Rows from a layout dataset:

-.-.-

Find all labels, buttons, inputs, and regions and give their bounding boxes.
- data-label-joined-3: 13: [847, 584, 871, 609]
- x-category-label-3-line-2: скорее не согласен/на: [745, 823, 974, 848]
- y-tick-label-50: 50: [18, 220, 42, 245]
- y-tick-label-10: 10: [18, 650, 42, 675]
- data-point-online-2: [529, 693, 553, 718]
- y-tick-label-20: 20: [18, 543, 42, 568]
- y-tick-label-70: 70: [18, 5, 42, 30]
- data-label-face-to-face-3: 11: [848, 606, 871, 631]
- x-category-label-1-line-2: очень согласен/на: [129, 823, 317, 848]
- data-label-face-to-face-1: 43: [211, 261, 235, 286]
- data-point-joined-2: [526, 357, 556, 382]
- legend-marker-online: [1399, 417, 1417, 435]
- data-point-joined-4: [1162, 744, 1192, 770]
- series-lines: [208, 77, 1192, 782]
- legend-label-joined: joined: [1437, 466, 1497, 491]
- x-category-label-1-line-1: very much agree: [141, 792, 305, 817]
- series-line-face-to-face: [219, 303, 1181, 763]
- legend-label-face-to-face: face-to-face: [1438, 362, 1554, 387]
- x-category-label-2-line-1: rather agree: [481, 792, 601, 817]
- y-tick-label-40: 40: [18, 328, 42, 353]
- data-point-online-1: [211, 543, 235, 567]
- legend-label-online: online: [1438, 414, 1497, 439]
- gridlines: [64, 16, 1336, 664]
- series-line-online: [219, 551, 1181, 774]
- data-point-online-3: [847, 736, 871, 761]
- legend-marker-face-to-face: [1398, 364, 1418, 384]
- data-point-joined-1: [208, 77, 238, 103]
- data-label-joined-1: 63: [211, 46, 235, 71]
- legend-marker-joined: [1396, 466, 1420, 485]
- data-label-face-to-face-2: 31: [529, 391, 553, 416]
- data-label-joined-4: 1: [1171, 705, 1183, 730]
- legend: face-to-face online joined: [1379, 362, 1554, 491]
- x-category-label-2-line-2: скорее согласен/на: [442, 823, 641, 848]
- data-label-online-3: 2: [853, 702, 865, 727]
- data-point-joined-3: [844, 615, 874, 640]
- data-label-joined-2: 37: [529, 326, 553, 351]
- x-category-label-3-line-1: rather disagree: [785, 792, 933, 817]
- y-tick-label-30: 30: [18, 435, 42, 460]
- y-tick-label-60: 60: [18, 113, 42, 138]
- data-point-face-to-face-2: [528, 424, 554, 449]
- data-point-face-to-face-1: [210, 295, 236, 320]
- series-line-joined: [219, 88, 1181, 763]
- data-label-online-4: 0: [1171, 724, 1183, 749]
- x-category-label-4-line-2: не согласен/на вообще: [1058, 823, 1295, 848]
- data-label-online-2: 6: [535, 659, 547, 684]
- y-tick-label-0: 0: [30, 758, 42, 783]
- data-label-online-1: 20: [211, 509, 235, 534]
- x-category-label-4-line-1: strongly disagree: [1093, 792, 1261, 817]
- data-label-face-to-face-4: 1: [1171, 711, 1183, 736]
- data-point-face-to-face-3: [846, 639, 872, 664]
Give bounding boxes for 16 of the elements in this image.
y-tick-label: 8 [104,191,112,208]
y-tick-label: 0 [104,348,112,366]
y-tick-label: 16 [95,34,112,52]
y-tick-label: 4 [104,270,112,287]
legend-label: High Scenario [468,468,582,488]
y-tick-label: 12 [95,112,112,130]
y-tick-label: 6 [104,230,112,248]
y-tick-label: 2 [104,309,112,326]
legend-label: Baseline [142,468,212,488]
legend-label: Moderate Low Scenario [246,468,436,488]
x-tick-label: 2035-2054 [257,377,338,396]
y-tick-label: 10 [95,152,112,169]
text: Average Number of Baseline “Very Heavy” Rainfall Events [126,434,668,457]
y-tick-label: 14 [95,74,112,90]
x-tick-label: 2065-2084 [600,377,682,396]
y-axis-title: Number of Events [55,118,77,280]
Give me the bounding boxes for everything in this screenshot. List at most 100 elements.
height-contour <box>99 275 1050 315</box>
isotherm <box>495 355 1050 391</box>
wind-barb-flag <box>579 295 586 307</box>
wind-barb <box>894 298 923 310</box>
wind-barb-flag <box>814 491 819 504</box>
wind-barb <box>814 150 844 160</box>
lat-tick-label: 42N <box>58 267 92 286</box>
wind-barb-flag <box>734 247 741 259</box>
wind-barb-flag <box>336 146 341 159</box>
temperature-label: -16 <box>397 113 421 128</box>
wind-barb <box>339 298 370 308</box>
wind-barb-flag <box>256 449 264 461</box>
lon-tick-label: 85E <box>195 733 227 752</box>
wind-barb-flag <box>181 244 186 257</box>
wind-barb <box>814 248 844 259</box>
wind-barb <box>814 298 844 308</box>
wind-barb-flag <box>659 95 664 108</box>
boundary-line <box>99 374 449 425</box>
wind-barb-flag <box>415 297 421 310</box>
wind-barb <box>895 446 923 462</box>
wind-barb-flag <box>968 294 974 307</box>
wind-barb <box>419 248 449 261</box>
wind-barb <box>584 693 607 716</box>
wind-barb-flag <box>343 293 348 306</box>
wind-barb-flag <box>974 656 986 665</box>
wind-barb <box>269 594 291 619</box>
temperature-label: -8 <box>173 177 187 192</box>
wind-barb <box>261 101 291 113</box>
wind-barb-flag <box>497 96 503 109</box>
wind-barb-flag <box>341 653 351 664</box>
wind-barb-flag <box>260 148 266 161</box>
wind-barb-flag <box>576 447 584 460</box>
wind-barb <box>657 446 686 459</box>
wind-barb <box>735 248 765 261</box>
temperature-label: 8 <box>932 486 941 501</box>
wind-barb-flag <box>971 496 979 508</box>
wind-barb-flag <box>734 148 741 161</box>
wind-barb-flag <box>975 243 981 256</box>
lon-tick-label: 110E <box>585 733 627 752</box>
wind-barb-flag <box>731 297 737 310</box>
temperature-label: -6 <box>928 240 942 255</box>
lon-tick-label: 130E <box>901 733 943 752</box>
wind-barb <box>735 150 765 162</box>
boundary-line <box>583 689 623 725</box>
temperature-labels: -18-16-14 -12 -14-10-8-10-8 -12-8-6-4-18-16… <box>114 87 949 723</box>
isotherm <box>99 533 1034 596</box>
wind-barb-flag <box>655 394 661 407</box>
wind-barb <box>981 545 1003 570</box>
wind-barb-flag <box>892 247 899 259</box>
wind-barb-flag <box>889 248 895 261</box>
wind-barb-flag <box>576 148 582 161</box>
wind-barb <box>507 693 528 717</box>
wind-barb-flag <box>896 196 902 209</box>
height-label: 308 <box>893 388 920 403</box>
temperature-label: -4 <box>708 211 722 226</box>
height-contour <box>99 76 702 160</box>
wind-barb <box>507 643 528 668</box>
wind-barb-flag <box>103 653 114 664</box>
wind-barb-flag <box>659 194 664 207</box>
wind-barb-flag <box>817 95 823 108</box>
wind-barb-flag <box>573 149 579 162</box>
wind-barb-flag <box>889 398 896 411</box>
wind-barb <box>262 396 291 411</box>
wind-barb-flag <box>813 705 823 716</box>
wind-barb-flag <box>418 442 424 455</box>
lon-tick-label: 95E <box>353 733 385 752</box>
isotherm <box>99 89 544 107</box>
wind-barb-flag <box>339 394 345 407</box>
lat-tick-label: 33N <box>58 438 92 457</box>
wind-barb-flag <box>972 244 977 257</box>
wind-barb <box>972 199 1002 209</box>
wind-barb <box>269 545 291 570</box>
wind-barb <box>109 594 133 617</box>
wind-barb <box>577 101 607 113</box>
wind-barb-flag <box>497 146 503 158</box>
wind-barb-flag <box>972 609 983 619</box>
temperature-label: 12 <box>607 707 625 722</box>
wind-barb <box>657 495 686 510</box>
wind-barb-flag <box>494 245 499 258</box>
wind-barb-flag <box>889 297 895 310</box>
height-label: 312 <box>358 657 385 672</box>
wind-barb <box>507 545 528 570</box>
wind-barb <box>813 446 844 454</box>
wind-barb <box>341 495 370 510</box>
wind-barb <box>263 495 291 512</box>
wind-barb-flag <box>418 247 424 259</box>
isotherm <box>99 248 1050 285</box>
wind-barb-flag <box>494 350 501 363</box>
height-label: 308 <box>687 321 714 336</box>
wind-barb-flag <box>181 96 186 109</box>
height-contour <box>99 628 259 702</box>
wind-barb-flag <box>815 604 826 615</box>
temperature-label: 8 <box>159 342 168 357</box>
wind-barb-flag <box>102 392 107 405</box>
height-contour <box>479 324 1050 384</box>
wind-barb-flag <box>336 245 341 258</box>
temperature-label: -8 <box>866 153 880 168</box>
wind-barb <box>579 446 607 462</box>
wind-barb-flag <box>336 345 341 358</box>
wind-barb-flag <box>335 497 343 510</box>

-.-.-

[Given problem] Rewrite the entries as a JSON list of strings, one string per line, starting at the first line and ending with the line that contains "- data-label-face-to-face-3: 11: [848, 606, 871, 631]", and omit any blank lines.

[Result of the exercise]
[
  "Find all labels, buttons, inputs, and regions and give their bounding boxes.",
  "- data-label-joined-3: 13: [847, 584, 871, 609]",
  "- x-category-label-3-line-2: скорее не согласен/на: [745, 823, 974, 848]",
  "- y-tick-label-50: 50: [18, 220, 42, 245]",
  "- y-tick-label-10: 10: [18, 650, 42, 675]",
  "- data-point-online-2: [529, 693, 553, 718]",
  "- y-tick-label-20: 20: [18, 543, 42, 568]",
  "- y-tick-label-70: 70: [18, 5, 42, 30]",
  "- data-label-face-to-face-3: 11: [848, 606, 871, 631]"
]